Reproduce all the entries precisely.

======

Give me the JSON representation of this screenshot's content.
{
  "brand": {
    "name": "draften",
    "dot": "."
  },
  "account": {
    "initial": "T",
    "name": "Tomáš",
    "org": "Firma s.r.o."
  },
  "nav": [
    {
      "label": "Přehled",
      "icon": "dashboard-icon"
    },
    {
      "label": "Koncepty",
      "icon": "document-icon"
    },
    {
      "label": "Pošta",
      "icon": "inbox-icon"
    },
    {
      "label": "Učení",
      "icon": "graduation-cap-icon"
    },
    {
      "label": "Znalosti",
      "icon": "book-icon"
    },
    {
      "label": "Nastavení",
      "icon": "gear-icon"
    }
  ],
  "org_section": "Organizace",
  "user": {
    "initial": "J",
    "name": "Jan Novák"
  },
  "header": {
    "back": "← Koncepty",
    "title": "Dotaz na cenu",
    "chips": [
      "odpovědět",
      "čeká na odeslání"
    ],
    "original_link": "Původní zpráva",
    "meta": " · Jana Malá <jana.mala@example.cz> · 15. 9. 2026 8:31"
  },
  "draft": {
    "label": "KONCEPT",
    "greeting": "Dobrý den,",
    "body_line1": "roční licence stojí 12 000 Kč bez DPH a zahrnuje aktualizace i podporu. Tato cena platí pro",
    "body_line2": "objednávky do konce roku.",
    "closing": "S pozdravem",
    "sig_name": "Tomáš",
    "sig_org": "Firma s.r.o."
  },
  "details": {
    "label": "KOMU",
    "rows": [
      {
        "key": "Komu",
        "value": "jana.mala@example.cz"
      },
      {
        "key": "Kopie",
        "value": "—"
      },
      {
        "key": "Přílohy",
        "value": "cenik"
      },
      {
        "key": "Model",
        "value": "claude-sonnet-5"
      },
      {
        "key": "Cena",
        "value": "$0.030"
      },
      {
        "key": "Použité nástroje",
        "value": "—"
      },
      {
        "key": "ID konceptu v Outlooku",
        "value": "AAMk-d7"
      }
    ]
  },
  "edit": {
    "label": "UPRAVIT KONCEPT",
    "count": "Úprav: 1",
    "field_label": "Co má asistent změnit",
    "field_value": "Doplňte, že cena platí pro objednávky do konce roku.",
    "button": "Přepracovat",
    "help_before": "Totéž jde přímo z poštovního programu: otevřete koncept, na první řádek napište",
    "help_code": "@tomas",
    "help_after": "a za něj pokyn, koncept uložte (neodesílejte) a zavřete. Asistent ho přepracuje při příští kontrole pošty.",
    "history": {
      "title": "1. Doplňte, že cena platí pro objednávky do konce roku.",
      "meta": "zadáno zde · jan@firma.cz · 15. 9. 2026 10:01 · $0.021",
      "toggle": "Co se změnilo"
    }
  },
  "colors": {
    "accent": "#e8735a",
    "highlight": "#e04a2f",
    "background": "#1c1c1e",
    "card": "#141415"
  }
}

======

- **Solved problem**
Give me the JSON representation of this screenshot's content.
{
  "brand": {
    "name": "draften",
    "dot": "."
  },
  "account": {
    "initial": "T",
    "name": "Tomáš",
    "org": "Firma s.r.o."
  },
  "nav": [
    {
      "label": "Přehled",
      "icon": "dashboard-icon"
    },
    {
      "label": "Koncepty",
      "icon": "document-icon"
    },
    {
      "label": "Pošta",
      "icon": "inbox-icon"
    },
    {
      "label": "Učení",
      "icon": "graduation-cap-icon"
    },
    {
      "label": "Znalosti",
      "icon": "book-icon"
    },
    {
      "label": "Nastavení",
      "icon": "gear-icon"
    }
  ],
  "org_section": "Organizace",
  "user": {
    "initial": "J",
    "name": "Jan Novák"
  },
  "header": {
    "back": "← Koncepty",
    "title": "Dotaz na cenu",
    "chips": [
      "odpovědět",
      "čeká na odeslání"
    ],
    "original_link": "Původní zpráva",
    "meta": " · Jana Malá <jana.mala@example.cz> · 15. 9. 2026 8:31"
  },
  "draft": {
    "label": "KONCEPT",
    "greeting": "Dobrý den,",
    "body_line1": "roční licence stojí 12 000 Kč bez DPH a zahrnuje aktualizace i podporu. Tato cena platí pro",
    "body_line2": "objednávky do konce roku.",
    "closing": "S pozdravem",
    "sig_name": "Tomáš",
    "sig_org": "Firma s.r.o."
  },
  "details": {
    "label": "KOMU",
    "rows": [
      {
        "key": "Komu",
        "value": "jana.mala@example.cz"
      },
      {
        "key": "Kopie",
        "value": "—"
      },
      {
        "key": "Přílohy",
        "value": "cenik"
      },
      {
        "key": "Model",
        "value": "claude-sonnet-5"
      },
      {
        "key": "Cena",
        "value": "$0.030"
      },
      {
        "key": "Použité nástroje",
        "value": "—"
      },
      {
        "key": "ID konceptu v Outlooku",
        "value": "AAMk-d7"
      }
    ]
  },
  "edit": {
    "label": "UPRAVIT KONCEPT",
    "count": "Úprav: 1",
    "field_label": "Co má asistent změnit",
    "field_value": "Doplňte, že cena platí pro objednávky do konce roku.",
    "button": "Přepracovat",
    "help_before": "Totéž jde přímo z poštovního programu: otevřete koncept, na první řádek napište",
    "help_code": "@tomas",
    "help_after": "a za něj pokyn, koncept uložte (neodesílejte) a zavřete. Asistent ho přepracuje při příští kontrole pošty.",
    "history": {
      "title": "1. Doplňte, že cena platí pro objednávky do konce roku.",
      "meta": "zadáno zde · jan@firma.cz · 15. 9. 2026 10:01 · $0.021",
      "toggle": "Co se změnilo"
    }
  },
  "colors": {
    "accent": "#e8735a",
    "highlight": "#e04a2f",
    "background": "#1c1c1e",
    "card": "#141415"
  }
}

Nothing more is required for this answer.